Among the entries, which lines carry the string "Lippe"? Copy each of them.

○ ○ ○ ○ ○

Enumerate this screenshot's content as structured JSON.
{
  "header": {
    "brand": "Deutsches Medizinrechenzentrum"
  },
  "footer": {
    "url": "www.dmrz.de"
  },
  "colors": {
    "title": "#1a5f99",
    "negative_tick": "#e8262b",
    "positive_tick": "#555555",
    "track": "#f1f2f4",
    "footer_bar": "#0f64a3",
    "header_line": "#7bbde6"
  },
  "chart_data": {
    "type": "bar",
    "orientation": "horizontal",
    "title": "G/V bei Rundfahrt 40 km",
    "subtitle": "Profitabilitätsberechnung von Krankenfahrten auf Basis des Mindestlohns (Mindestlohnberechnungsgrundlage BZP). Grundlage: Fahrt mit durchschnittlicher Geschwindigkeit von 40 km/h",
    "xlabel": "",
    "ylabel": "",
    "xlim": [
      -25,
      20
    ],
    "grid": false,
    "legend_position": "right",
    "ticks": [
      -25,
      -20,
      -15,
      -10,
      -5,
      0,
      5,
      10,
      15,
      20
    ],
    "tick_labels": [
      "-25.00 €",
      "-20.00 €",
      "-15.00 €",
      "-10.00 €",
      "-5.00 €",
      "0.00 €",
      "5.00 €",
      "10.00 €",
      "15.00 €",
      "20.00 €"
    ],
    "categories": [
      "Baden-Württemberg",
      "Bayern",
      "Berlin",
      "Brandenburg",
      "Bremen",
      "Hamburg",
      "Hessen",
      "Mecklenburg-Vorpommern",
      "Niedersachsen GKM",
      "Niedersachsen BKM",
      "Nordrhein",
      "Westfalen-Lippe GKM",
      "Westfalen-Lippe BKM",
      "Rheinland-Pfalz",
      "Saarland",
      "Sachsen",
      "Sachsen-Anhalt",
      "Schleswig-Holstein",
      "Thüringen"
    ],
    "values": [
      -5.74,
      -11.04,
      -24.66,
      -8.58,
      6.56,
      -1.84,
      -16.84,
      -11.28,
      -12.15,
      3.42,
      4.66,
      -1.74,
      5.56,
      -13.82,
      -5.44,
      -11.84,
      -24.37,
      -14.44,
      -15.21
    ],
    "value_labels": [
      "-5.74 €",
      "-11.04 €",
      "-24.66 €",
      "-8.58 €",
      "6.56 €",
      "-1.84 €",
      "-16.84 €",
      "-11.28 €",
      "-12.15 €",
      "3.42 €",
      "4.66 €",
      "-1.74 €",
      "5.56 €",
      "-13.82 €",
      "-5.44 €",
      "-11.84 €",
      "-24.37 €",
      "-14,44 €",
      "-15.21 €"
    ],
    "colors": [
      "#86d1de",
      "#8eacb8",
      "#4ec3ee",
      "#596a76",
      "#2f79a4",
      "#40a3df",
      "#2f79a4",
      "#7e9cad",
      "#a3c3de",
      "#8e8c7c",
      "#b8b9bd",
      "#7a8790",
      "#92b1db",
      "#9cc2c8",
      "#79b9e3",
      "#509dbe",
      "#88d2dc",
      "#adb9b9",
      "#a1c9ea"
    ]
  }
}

○ ○ ○ ○ ○

- [Task solution]
      "Westfalen-Lippe GKM",
      "Westfalen-Lippe BKM",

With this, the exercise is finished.